**Prompt**
Print the full listing exactly.

**Source material**
>> start

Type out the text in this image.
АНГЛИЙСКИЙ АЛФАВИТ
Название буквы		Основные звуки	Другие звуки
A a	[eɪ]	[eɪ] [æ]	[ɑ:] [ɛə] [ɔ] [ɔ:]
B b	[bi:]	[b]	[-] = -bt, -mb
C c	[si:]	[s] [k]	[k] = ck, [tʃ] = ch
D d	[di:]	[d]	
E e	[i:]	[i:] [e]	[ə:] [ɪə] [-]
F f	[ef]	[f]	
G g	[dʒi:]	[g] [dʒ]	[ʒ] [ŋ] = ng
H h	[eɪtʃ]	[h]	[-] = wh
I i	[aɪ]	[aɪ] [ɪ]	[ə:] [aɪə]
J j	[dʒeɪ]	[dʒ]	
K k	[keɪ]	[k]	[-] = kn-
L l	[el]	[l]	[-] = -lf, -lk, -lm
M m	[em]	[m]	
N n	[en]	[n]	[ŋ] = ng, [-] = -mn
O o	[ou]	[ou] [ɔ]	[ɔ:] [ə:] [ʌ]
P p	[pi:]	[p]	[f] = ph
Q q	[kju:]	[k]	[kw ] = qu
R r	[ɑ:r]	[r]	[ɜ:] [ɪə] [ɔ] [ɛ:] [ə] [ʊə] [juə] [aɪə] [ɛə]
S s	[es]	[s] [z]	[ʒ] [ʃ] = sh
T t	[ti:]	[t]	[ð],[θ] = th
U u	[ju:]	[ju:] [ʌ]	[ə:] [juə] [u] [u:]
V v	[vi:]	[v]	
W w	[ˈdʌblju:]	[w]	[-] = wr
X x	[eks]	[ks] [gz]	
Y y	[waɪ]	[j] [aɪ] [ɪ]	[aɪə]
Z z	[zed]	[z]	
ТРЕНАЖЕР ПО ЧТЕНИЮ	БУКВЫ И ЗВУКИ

>> end

**Finished answer**
Type out the text in this image.
АНГЛИЙСКИЙ АЛФАВИТ
Название буквы		Основные звуки	Другие звуки
A a	[eɪ]	[eɪ] [æ]	[ɑ:] [ɛə] [ɔ] [ɔ:]
B b	[bi:]	[b]	[-] = -bt, -mb
C c	[si:]	[s] [k]	[k] = ck, [tʃ] = ch
D d	[di:]	[d]	
E e	[i:]	[i:] [e]	[ə:] [ɪə] [-]
F f	[ef]	[f]	
G g	[dʒi:]	[g] [dʒ]	[ʒ] [ŋ] = ng
H h	[eɪtʃ]	[h]	[-] = wh
I i	[aɪ]	[aɪ] [ɪ]	[ə:] [aɪə]
J j	[dʒeɪ]	[dʒ]	
K k	[keɪ]	[k]	[-] = kn-
L l	[el]	[l]	[-] = -lf, -lk, -lm
M m	[em]	[m]	
N n	[en]	[n]	[ŋ] = ng, [-] = -mn
O o	[ou]	[ou] [ɔ]	[ɔ:] [ə:] [ʌ]
P p	[pi:]	[p]	[f] = ph
Q q	[kju:]	[k]	[kw ] = qu
R r	[ɑ:r]	[r]	[ɜ:] [ɪə] [ɔ] [ɛ:] [ə] [ʊə] [juə] [aɪə] [ɛə]
S s	[es]	[s] [z]	[ʒ] [ʃ] = sh
T t	[ti:]	[t]	[ð],[θ] = th
U u	[ju:]	[ju:] [ʌ]	[ə:] [juə] [u] [u:]
V v	[vi:]	[v]	
W w	[ˈdʌblju:]	[w]	[-] = wr
X x	[eks]	[ks] [gz]	
Y y	[waɪ]	[j] [aɪ] [ɪ]	[aɪə]
Z z	[zed]	[z]	
ТРЕНАЖЕР ПО ЧТЕНИЮ	БУКВЫ И ЗВУКИ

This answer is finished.